Data entries:
■ ■ ■ ■ ■
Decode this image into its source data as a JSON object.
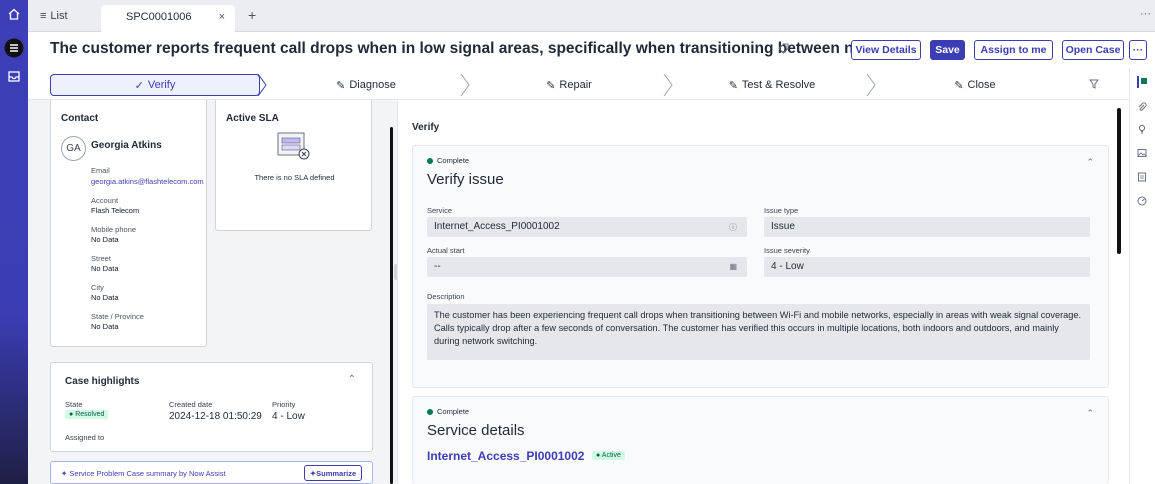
{
  "tabs": {
    "list_label": "List",
    "active_label": "SPC0001006",
    "close_glyph": "×",
    "add_glyph": "+",
    "more_glyph": "···"
  },
  "header": {
    "title": "The customer reports frequent call drops when in low signal areas, specifically when transitioning between networks.",
    "buttons": {
      "view_details": "View Details",
      "save": "Save",
      "assign_to_me": "Assign to me",
      "open_case": "Open Case",
      "more": "···"
    }
  },
  "stages": [
    {
      "label": "Verify",
      "state": "complete"
    },
    {
      "label": "Diagnose",
      "state": "pending"
    },
    {
      "label": "Repair",
      "state": "pending"
    },
    {
      "label": "Test & Resolve",
      "state": "pending"
    },
    {
      "label": "Close",
      "state": "pending"
    }
  ],
  "contact": {
    "heading": "Contact",
    "initials": "GA",
    "name": "Georgia Atkins",
    "fields": [
      {
        "label": "Email",
        "value": "georgia.atkins@flashtelecom.com",
        "link": true
      },
      {
        "label": "Account",
        "value": "Flash Telecom"
      },
      {
        "label": "Mobile phone",
        "value": "No Data"
      },
      {
        "label": "Street",
        "value": "No Data"
      },
      {
        "label": "City",
        "value": "No Data"
      },
      {
        "label": "State / Province",
        "value": "No Data"
      }
    ]
  },
  "sla": {
    "heading": "Active SLA",
    "empty_text": "There is no SLA defined"
  },
  "highlights": {
    "heading": "Case highlights",
    "state_label": "State",
    "state_value": "Resolved",
    "created_label": "Created date",
    "created_value": "2024-12-18 01:50:29",
    "priority_label": "Priority",
    "priority_value": "4 - Low",
    "assigned_label": "Assigned to"
  },
  "assist": {
    "text": "Service Problem Case summary by Now Assist",
    "button": "Summarize"
  },
  "panel": {
    "title": "Verify",
    "verify": {
      "status": "Complete",
      "heading": "Verify issue",
      "service_label": "Service",
      "service_value": "Internet_Access_PI0001002",
      "issue_type_label": "Issue type",
      "issue_type_value": "Issue",
      "actual_start_label": "Actual start",
      "actual_start_value": "--",
      "severity_label": "Issue severity",
      "severity_value": "4 - Low",
      "description_label": "Description",
      "description_value": "The customer has been experiencing frequent call drops when transitioning between Wi-Fi and mobile networks, especially in areas with weak signal coverage. Calls typically drop after a few seconds of conversation. The customer has verified this occurs in multiple locations, both indoors and outdoors, and mainly during network switching."
    },
    "service_details": {
      "status": "Complete",
      "heading": "Service details",
      "link": "Internet_Access_PI0001002",
      "badge": "Active"
    }
  },
  "colors": {
    "brand": "#3b3db3",
    "success": "#047857"
  }
}
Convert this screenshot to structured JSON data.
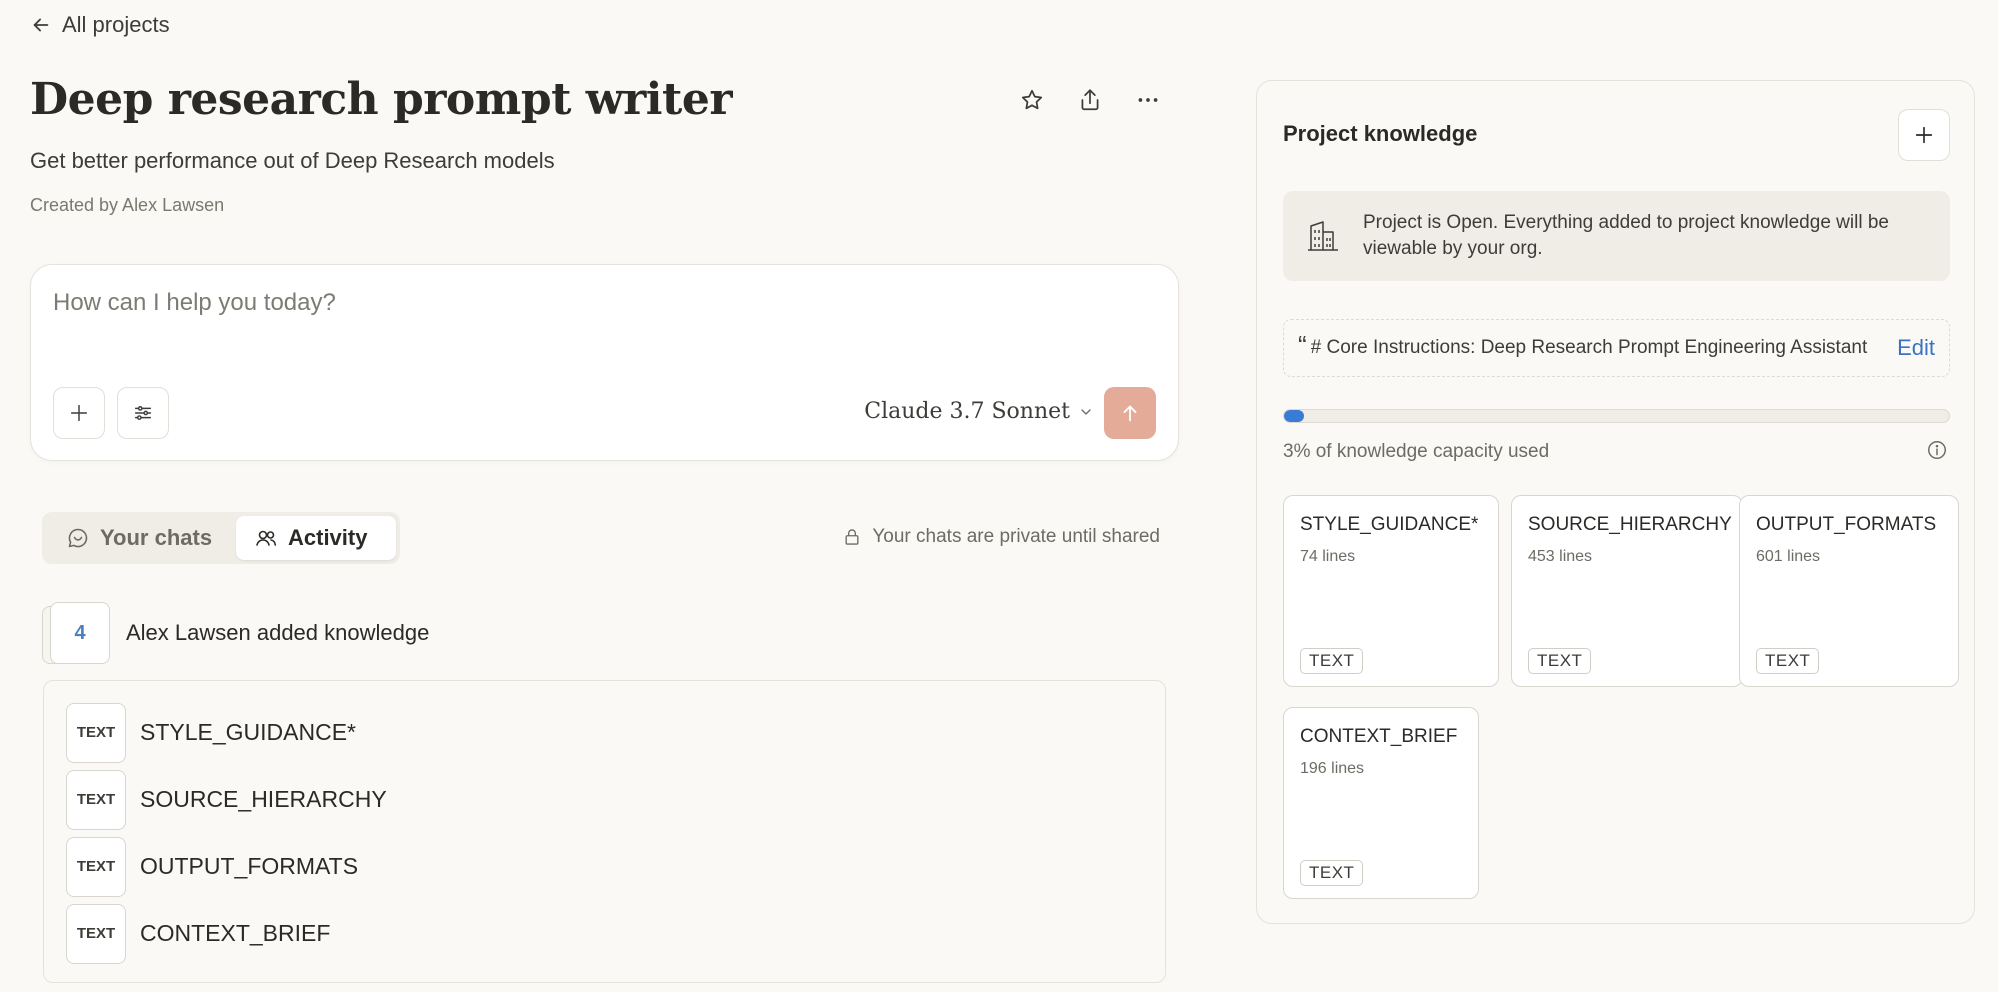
{
  "nav": {
    "back_label": "All projects"
  },
  "project": {
    "title": "Deep research prompt writer",
    "description": "Get better performance out of Deep Research models",
    "created_by": "Created by Alex Lawsen"
  },
  "composer": {
    "placeholder": "How can I help you today?",
    "model_label": "Claude 3.7 Sonnet"
  },
  "tabs": {
    "your_chats": "Your chats",
    "activity": "Activity",
    "active": "activity"
  },
  "privacy_note": "Your chats are private until shared",
  "activity": {
    "count": "4",
    "summary": "Alex Lawsen added knowledge",
    "items": [
      {
        "badge": "TEXT",
        "name": "STYLE_GUIDANCE*"
      },
      {
        "badge": "TEXT",
        "name": "SOURCE_HIERARCHY"
      },
      {
        "badge": "TEXT",
        "name": "OUTPUT_FORMATS"
      },
      {
        "badge": "TEXT",
        "name": "CONTEXT_BRIEF"
      }
    ]
  },
  "knowledge": {
    "title": "Project knowledge",
    "notice": "Project is Open. Everything added to project knowledge will be viewable by your org.",
    "instructions_preview": "# Core Instructions: Deep Research Prompt Engineering Assistant",
    "edit_label": "Edit",
    "capacity_percent": 3,
    "capacity_text": "3% of knowledge capacity used",
    "files": [
      {
        "name": "STYLE_GUIDANCE*",
        "lines": "74 lines",
        "type": "TEXT"
      },
      {
        "name": "SOURCE_HIERARCHY",
        "lines": "453 lines",
        "type": "TEXT"
      },
      {
        "name": "OUTPUT_FORMATS",
        "lines": "601 lines",
        "type": "TEXT"
      },
      {
        "name": "CONTEXT_BRIEF",
        "lines": "196 lines",
        "type": "TEXT"
      }
    ]
  },
  "colors": {
    "background": "#faf9f5",
    "accent_blue": "#3a7bd5",
    "send_button": "#e4ab99",
    "panel_notice": "#efede6"
  }
}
■ ■ ■ ■ ■
Identify the lines in the entries above that contain "added", then copy them out.

ANSWER TO THIS EXERCISE:
    "summary": "Alex Lawsen added knowledge",
    "notice": "Project is Open. Everything added to project knowledge will be viewable by your org.",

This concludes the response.